• **What you need to do**: Reproduce the records below exactly as they appear.

• **Data section**:
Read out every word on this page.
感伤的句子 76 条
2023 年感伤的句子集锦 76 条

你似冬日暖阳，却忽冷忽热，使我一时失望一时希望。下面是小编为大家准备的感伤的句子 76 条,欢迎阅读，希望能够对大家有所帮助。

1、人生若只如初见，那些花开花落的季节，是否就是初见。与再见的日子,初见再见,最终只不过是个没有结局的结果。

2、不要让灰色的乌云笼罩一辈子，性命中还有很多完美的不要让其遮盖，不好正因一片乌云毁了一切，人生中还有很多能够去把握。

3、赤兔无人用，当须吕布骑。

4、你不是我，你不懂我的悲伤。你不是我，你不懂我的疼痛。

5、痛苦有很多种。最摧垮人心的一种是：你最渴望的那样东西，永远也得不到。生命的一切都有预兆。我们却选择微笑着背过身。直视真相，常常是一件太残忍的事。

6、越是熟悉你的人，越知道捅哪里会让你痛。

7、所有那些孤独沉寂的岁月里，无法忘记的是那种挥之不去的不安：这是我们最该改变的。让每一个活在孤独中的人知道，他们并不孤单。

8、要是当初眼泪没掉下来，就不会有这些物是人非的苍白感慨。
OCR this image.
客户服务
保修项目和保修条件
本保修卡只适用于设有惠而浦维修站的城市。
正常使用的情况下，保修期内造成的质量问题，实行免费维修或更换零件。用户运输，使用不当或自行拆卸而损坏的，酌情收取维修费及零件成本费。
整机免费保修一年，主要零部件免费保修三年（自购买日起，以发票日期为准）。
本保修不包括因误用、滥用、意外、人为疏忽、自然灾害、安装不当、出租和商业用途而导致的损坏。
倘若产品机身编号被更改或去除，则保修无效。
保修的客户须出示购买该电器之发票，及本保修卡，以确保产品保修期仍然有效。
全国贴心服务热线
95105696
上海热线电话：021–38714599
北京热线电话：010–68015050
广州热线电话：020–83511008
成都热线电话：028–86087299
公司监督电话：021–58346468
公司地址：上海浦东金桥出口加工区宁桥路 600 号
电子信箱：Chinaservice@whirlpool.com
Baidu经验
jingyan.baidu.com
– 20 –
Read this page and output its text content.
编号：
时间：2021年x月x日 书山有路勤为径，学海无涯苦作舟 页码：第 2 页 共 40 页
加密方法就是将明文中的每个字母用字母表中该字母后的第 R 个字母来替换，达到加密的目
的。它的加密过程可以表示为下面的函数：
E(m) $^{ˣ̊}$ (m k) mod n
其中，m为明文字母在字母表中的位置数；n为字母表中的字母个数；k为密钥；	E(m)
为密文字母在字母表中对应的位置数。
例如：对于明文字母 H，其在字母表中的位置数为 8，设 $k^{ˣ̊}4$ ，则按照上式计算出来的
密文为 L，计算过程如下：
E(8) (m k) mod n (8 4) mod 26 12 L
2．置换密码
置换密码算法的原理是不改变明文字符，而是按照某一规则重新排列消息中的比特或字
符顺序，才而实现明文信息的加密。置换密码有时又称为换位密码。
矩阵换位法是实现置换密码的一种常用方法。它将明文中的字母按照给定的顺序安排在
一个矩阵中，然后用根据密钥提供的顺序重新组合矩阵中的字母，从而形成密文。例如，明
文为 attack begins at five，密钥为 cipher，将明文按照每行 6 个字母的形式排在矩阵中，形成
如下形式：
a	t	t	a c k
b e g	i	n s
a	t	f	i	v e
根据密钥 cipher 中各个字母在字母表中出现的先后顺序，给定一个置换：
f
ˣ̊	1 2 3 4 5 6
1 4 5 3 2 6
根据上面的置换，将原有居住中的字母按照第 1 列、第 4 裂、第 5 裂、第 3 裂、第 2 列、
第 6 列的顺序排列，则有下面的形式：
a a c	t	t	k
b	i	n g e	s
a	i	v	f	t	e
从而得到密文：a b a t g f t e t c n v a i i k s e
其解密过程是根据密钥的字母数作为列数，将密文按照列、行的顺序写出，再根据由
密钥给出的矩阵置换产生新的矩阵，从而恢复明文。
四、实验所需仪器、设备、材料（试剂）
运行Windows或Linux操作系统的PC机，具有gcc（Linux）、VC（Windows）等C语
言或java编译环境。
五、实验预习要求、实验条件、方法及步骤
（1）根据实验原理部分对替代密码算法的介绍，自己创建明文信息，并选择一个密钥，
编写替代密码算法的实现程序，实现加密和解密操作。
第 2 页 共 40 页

• **Correct answer**:
Read out every word on this page.
感伤的句子 76 条
2023 年感伤的句子集锦 76 条

你似冬日暖阳，却忽冷忽热，使我一时失望一时希望。下面是小编为大家准备的感伤的句子 76 条,欢迎阅读，希望能够对大家有所帮助。

1、人生若只如初见，那些花开花落的季节，是否就是初见。与再见的日子,初见再见,最终只不过是个没有结局的结果。

2、不要让灰色的乌云笼罩一辈子，性命中还有很多完美的不要让其遮盖，不好正因一片乌云毁了一切，人生中还有很多能够去把握。

3、赤兔无人用，当须吕布骑。

4、你不是我，你不懂我的悲伤。你不是我，你不懂我的疼痛。

5、痛苦有很多种。最摧垮人心的一种是：你最渴望的那样东西，永远也得不到。生命的一切都有预兆。我们却选择微笑着背过身。直视真相，常常是一件太残忍的事。

6、越是熟悉你的人，越知道捅哪里会让你痛。

7、所有那些孤独沉寂的岁月里，无法忘记的是那种挥之不去的不安：这是我们最该改变的。让每一个活在孤独中的人知道，他们并不孤单。

8、要是当初眼泪没掉下来，就不会有这些物是人非的苍白感慨。
OCR this image.
客户服务
保修项目和保修条件
本保修卡只适用于设有惠而浦维修站的城市。
正常使用的情况下，保修期内造成的质量问题，实行免费维修或更换零件。用户运输，使用不当或自行拆卸而损坏的，酌情收取维修费及零件成本费。
整机免费保修一年，主要零部件免费保修三年（自购买日起，以发票日期为准）。
本保修不包括因误用、滥用、意外、人为疏忽、自然灾害、安装不当、出租和商业用途而导致的损坏。
倘若产品机身编号被更改或去除，则保修无效。
保修的客户须出示购买该电器之发票，及本保修卡，以确保产品保修期仍然有效。
全国贴心服务热线
95105696
上海热线电话：021–38714599
北京热线电话：010–68015050
广州热线电话：020–83511008
成都热线电话：028–86087299
公司监督电话：021–58346468
公司地址：上海浦东金桥出口加工区宁桥路 600 号
电子信箱：Chinaservice@whirlpool.com
Baidu经验
jingyan.baidu.com
– 20 –
Read this page and output its text content.
编号：
时间：2021年x月x日 书山有路勤为径，学海无涯苦作舟 页码：第 2 页 共 40 页
加密方法就是将明文中的每个字母用字母表中该字母后的第 R 个字母来替换，达到加密的目
的。它的加密过程可以表示为下面的函数：
E(m) $^{ˣ̊}$ (m k) mod n
其中，m为明文字母在字母表中的位置数；n为字母表中的字母个数；k为密钥；	E(m)
为密文字母在字母表中对应的位置数。
例如：对于明文字母 H，其在字母表中的位置数为 8，设 $k^{ˣ̊}4$ ，则按照上式计算出来的
密文为 L，计算过程如下：
E(8) (m k) mod n (8 4) mod 26 12 L
2．置换密码
置换密码算法的原理是不改变明文字符，而是按照某一规则重新排列消息中的比特或字
符顺序，才而实现明文信息的加密。置换密码有时又称为换位密码。
矩阵换位法是实现置换密码的一种常用方法。它将明文中的字母按照给定的顺序安排在
一个矩阵中，然后用根据密钥提供的顺序重新组合矩阵中的字母，从而形成密文。例如，明
文为 attack begins at five，密钥为 cipher，将明文按照每行 6 个字母的形式排在矩阵中，形成
如下形式：
a	t	t	a c k
b e g	i	n s
a	t	f	i	v e
根据密钥 cipher 中各个字母在字母表中出现的先后顺序，给定一个置换：
f
ˣ̊	1 2 3 4 5 6
1 4 5 3 2 6
根据上面的置换，将原有居住中的字母按照第 1 列、第 4 裂、第 5 裂、第 3 裂、第 2 列、
第 6 列的顺序排列，则有下面的形式：
a a c	t	t	k
b	i	n g e	s
a	i	v	f	t	e
从而得到密文：a b a t g f t e t c n v a i i k s e
其解密过程是根据密钥的字母数作为列数，将密文按照列、行的顺序写出，再根据由
密钥给出的矩阵置换产生新的矩阵，从而恢复明文。
四、实验所需仪器、设备、材料（试剂）
运行Windows或Linux操作系统的PC机，具有gcc（Linux）、VC（Windows）等C语
言或java编译环境。
五、实验预习要求、实验条件、方法及步骤
（1）根据实验原理部分对替代密码算法的介绍，自己创建明文信息，并选择一个密钥，
编写替代密码算法的实现程序，实现加密和解密操作。
第 2 页 共 40 页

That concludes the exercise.